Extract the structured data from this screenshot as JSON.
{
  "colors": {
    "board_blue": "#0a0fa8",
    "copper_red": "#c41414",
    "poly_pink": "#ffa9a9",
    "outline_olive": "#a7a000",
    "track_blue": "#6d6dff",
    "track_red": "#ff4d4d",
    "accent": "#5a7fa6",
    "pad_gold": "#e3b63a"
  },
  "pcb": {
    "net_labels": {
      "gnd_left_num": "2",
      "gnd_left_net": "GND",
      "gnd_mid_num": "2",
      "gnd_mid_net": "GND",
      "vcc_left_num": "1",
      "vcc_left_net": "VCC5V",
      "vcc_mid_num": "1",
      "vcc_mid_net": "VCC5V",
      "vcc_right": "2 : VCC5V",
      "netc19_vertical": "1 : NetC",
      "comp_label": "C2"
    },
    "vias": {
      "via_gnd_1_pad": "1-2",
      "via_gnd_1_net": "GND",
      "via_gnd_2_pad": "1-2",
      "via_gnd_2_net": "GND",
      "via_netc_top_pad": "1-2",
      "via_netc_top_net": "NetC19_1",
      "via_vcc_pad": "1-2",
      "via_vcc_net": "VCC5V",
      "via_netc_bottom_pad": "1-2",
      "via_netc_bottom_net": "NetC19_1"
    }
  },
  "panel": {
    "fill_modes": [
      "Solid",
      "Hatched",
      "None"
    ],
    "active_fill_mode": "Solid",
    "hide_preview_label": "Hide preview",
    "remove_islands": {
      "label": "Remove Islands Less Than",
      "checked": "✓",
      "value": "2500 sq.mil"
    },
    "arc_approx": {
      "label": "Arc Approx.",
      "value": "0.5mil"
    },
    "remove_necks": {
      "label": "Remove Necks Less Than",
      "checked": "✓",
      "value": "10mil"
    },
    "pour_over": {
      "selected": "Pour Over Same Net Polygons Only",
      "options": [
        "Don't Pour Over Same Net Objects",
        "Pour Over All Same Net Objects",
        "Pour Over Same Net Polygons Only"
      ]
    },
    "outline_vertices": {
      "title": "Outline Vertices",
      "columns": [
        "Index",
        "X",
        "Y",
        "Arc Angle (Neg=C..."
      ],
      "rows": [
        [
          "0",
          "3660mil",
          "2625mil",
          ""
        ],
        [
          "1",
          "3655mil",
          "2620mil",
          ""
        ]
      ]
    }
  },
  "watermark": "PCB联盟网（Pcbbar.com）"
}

Aim.
Retype the data in full and match it exactly.

Exercise output.
Extract the structured data from this screenshot as JSON.
{
  "colors": {
    "board_blue": "#0a0fa8",
    "copper_red": "#c41414",
    "poly_pink": "#ffa9a9",
    "outline_olive": "#a7a000",
    "track_blue": "#6d6dff",
    "track_red": "#ff4d4d",
    "accent": "#5a7fa6",
    "pad_gold": "#e3b63a"
  },
  "pcb": {
    "net_labels": {
      "gnd_left_num": "2",
      "gnd_left_net": "GND",
      "gnd_mid_num": "2",
      "gnd_mid_net": "GND",
      "vcc_left_num": "1",
      "vcc_left_net": "VCC5V",
      "vcc_mid_num": "1",
      "vcc_mid_net": "VCC5V",
      "vcc_right": "2 : VCC5V",
      "netc19_vertical": "1 : NetC",
      "comp_label": "C2"
    },
    "vias": {
      "via_gnd_1_pad": "1-2",
      "via_gnd_1_net": "GND",
      "via_gnd_2_pad": "1-2",
      "via_gnd_2_net": "GND",
      "via_netc_top_pad": "1-2",
      "via_netc_top_net": "NetC19_1",
      "via_vcc_pad": "1-2",
      "via_vcc_net": "VCC5V",
      "via_netc_bottom_pad": "1-2",
      "via_netc_bottom_net": "NetC19_1"
    }
  },
  "panel": {
    "fill_modes": [
      "Solid",
      "Hatched",
      "None"
    ],
    "active_fill_mode": "Solid",
    "hide_preview_label": "Hide preview",
    "remove_islands": {
      "label": "Remove Islands Less Than",
      "checked": "✓",
      "value": "2500 sq.mil"
    },
    "arc_approx": {
      "label": "Arc Approx.",
      "value": "0.5mil"
    },
    "remove_necks": {
      "label": "Remove Necks Less Than",
      "checked": "✓",
      "value": "10mil"
    },
    "pour_over": {
      "selected": "Pour Over Same Net Polygons Only",
      "options": [
        "Don't Pour Over Same Net Objects",
        "Pour Over All Same Net Objects",
        "Pour Over Same Net Polygons Only"
      ]
    },
    "outline_vertices": {
      "title": "Outline Vertices",
      "columns": [
        "Index",
        "X",
        "Y",
        "Arc Angle (Neg=C..."
      ],
      "rows": [
        [
          "0",
          "3660mil",
          "2625mil",
          ""
        ],
        [
          "1",
          "3655mil",
          "2620mil",
          ""
        ]
      ]
    }
  },
  "watermark": "PCB联盟网（Pcbbar.com）"
}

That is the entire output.